Those are my honest thoughts and I know they might not seem very encouraging, especially if you are also facing an uncertain future.  But I promise I’ll share the good stuff I’m learning, too (and there’s a lot of it!) – maybe even tomorrow!

 

 

With hope,

 

Bo

 

June 28, 2016 - 12:16 pm

Sharon Brorson - Bo, I read your blog today and am reminded by your honest words and open heart how much I am reminded to Praise God for my husband and my life right now.
I cry every time I read your blog but am so encouraged by your words you put on the page. The words are eloquent and honest and healing. If we were all “brave” like you we would open our personal journals to the world and share our hearts and hurts and life.
You are loved and appreciated and my husband said you are a very intelligent lady. We it love when you speak at church and I am proud of you for “putting one foot in front of the other” even though some days you might want to stay home and water your garden. God Bless you today and always. Thank you Bo!

June 28, 2016 - 1:09 pm

Linda M. - Once again, THANK YOU for so very eloquently voicing some of my own thoughts and feelings as I navigate a similar journey.
I especially love #12–my late husband Ed and I were a great team. I miss him and I miss our “team.”

June 28, 2016 - 1:23 pm

Jane Lellman - Perfectly said. Thank you Bo!

June 28, 2016 - 1:28 pm

Whitney - A tad bit unrelated, but I think you’ll appreciate it: how weird is it seeing “idiosyncrasies” spelled out?!

■ Data rows
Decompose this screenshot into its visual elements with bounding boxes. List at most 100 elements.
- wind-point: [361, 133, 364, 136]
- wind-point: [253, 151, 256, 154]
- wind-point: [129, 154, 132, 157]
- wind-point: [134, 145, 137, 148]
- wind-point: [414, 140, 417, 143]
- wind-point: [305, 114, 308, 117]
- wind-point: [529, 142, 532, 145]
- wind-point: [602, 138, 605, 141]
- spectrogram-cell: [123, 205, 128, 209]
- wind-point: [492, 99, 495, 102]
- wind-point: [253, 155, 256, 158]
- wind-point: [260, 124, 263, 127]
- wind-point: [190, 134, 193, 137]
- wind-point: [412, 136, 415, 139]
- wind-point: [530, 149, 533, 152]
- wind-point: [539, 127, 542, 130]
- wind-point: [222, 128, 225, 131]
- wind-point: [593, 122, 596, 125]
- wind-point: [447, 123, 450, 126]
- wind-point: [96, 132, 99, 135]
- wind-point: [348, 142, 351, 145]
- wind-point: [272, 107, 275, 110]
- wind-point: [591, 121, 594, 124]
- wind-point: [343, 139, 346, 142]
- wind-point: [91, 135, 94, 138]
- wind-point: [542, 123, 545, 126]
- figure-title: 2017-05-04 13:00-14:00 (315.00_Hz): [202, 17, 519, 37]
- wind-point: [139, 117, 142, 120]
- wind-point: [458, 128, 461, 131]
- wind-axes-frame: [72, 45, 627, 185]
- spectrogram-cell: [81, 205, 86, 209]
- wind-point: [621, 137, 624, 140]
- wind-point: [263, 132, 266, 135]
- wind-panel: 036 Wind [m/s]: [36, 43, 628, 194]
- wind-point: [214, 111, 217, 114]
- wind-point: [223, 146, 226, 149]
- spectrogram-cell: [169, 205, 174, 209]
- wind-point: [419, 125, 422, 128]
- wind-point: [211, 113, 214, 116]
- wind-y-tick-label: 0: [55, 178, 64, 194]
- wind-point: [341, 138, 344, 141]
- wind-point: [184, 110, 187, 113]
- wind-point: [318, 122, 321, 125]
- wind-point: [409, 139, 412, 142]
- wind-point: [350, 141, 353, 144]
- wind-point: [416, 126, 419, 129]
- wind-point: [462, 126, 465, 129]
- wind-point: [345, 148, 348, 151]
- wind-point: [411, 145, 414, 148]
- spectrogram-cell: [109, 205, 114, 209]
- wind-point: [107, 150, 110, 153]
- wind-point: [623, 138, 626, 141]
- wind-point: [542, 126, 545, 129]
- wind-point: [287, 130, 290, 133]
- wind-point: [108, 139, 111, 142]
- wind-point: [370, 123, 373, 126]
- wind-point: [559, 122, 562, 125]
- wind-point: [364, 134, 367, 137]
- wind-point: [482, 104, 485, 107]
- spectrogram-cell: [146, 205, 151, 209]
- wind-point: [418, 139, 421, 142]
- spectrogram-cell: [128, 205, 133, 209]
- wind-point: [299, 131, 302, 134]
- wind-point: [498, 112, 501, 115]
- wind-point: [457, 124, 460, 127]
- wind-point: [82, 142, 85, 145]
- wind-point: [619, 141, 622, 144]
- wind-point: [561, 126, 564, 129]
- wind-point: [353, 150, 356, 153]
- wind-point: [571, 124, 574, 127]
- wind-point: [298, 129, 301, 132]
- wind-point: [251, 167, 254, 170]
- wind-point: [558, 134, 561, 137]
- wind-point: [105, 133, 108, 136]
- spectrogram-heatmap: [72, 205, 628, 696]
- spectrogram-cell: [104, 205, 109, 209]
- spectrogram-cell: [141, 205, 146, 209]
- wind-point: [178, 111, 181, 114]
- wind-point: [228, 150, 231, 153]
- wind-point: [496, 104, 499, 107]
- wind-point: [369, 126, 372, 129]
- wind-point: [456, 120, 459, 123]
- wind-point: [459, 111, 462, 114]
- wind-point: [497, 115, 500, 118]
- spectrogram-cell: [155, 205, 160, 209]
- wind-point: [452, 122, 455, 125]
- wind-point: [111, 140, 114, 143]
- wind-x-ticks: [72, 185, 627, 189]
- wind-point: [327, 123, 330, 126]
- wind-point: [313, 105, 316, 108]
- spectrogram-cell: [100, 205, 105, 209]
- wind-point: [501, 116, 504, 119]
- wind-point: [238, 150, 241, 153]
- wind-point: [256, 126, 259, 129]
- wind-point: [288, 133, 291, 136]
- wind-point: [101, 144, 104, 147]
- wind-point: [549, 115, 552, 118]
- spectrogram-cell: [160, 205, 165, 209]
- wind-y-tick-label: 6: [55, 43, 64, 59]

■ Tasks
(1) Name every person who left a comment in the blog excerpt.
(2) Continue the blog excerpt, starting after its final comment.

■ The results
(1) Sharon Brorson, Linda M., Jane Lellman, Whitney

(2)
June 28, 2016 - 1:34 pm

Susan - Thanks Bo for putting into words just what a marriage should be and exactly what I would miss too (except the necklace thing….Jerry is all thumbs so not much help..Ha!) It’s the intimacy that comes with years of staying together and doing life. No one knows those parts of you like Steve did. I remember you telling me one time that a wife doesn’t realize the power she has to absolutely destroy or build up her husband with her words….because she knows the real ‘him’. No one knows those things like your spouse does…..and that’s missing now. I also remember hearing my daughter say when she was planning her wedding that she would start to get really nervous about living with someone and then she would remind herself “but it’s just Solo and that will be easy”! You are so good at understanding your thoughts and feelings and you make me really, really appreciate what I have in my marriage and what a great husband my brother was!

June 28, 2016 - 2:45 pm

Samantha H - This. This is is good, Bo.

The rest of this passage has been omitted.